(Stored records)

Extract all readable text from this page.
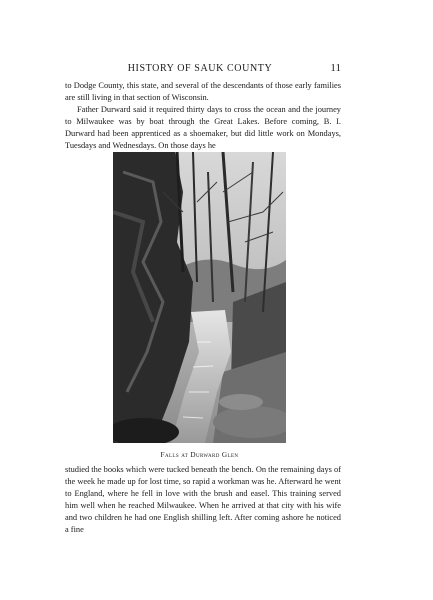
HISTORY OF SAUK COUNTY	11

to Dodge County, this state, and several of the descendants of those early families are still living in that section of Wisconsin.

Father Durward said it required thirty days to cross the ocean and the journey to Milwaukee was by boat through the Great Lakes. Before coming, B. I. Durward had been apprenticed as a shoemaker, but did little work on Mondays, Tuesdays and Wednesdays. On those days he

Falls at Durward Glen

studied the books which were tucked beneath the bench. On the remaining days of the week he made up for lost time, so rapid a workman was he. Afterward he went to England, where he fell in love with the brush and easel. This training served him well when he reached Milwaukee. When he arrived at that city with his wife and two children he had one English shilling left. After coming ashore he noticed a fine
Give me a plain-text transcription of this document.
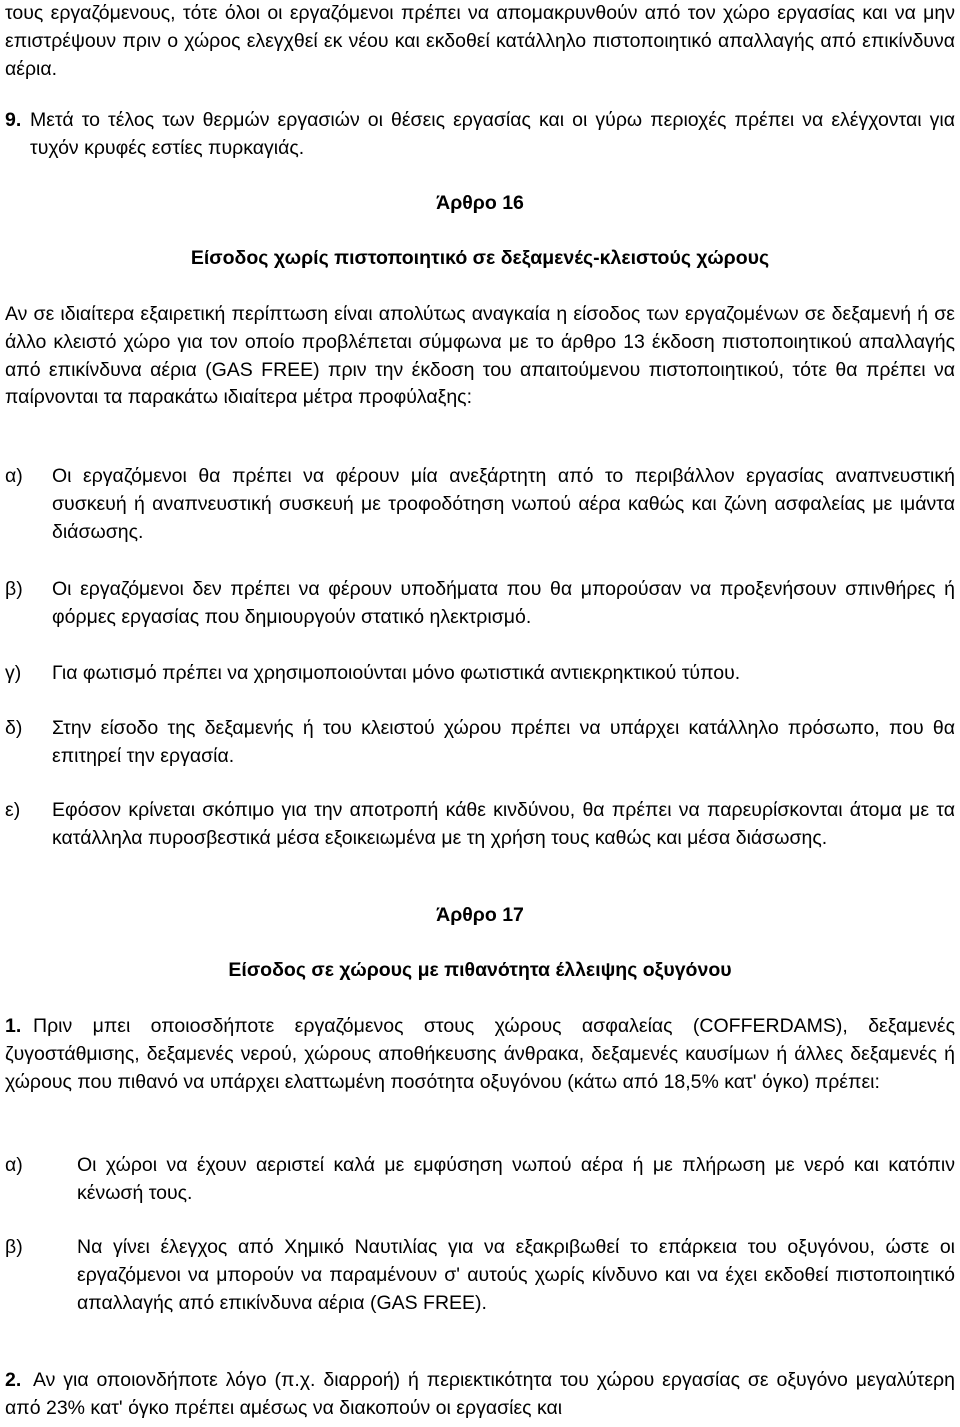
τους εργαζόμενους, τότε όλοι οι εργαζόμενοι πρέπει να απομακρυνθούν από τον χώρο εργασίας και να μην επιστρέψουν πριν ο χώρος ελεγχθεί εκ νέου και εκδοθεί κατάλληλο πιστοποιητικό απαλλαγής από επικίνδυνα αέρια.
9. Μετά το τέλος των θερμών εργασιών οι θέσεις εργασίας και οι γύρω περιοχές πρέπει να ελέγχονται για τυχόν κρυφές εστίες πυρκαγιάς.
Άρθρο 16
Είσοδος χωρίς πιστοποιητικό σε δεξαμενές-κλειστούς χώρους
Αν σε ιδιαίτερα εξαιρετική περίπτωση είναι απολύτως αναγκαία η είσοδος των εργαζομένων σε δεξαμενή ή σε άλλο κλειστό χώρο για τον οποίο προβλέπεται σύμφωνα με το άρθρο 13 έκδοση πιστοποιητικού απαλλαγής από επικίνδυνα αέρια (GAS FREE) πριν την έκδοση του απαιτούμενου πιστοποιητικού, τότε θα πρέπει να παίρνονται τα παρακάτω ιδιαίτερα μέτρα προφύλαξης:
α)	Οι εργαζόμενοι θα πρέπει να φέρουν μία ανεξάρτητη από το περιβάλλον εργασίας αναπνευστική συσκευή ή αναπνευστική συσκευή με τροφοδότηση νωπού αέρα καθώς και ζώνη ασφαλείας με ιμάντα διάσωσης.
β)	Οι εργαζόμενοι δεν πρέπει να φέρουν υποδήματα που θα μπορούσαν να προξενήσουν σπινθήρες ή φόρμες εργασίας που δημιουργούν στατικό ηλεκτρισμό.
γ)	Για φωτισμό πρέπει να χρησιμοποιούνται μόνο φωτιστικά αντιεκρηκτικού τύπου.
δ)	Στην είσοδο της δεξαμενής ή του κλειστού χώρου πρέπει να υπάρχει κατάλληλο πρόσωπο, που θα επιτηρεί την εργασία.
ε)	Εφόσον κρίνεται σκόπιμο για την αποτροπή κάθε κινδύνου, θα πρέπει να παρευρίσκονται άτομα με τα κατάλληλα πυροσβεστικά μέσα εξοικειωμένα με τη χρήση τους καθώς και μέσα διάσωσης.
Άρθρο 17
Είσοδος σε χώρους με πιθανότητα έλλειψης οξυγόνου
1. Πριν μπει οποιοσδήποτε εργαζόμενος στους χώρους ασφαλείας (COFFERDAMS), δεξαμενές ζυγοστάθμισης, δεξαμενές νερού, χώρους αποθήκευσης άνθρακα, δεξαμενές καυσίμων ή άλλες δεξαμενές ή χώρους που πιθανό να υπάρχει ελαττωμένη ποσότητα οξυγόνου (κάτω από 18,5% κατ' όγκο) πρέπει:
α)	Οι χώροι να έχουν αεριστεί καλά με εμφύσηση νωπού αέρα ή με πλήρωση με νερό και κατόπιν κένωσή τους.
β)	Να γίνει έλεγχος από Χημικό Ναυτιλίας για να εξακριβωθεί το επάρκεια του οξυγόνου, ώστε οι εργαζόμενοι να μπορούν να παραμένουν σ' αυτούς χωρίς κίνδυνο και να έχει εκδοθεί πιστοποιητικό απαλλαγής από επικίνδυνα αέρια (GAS FREE).
2. Αν για οποιονδήποτε λόγο (π.χ. διαρροή) ή περιεκτικότητα του χώρου εργασίας σε οξυγόνο μεγαλύτερη από 23% κατ' όγκο πρέπει αμέσως να διακοπούν οι εργασίες και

What to do
Find every line that includes the string "Durward". Report how many there are and nothing else.

Written solution
2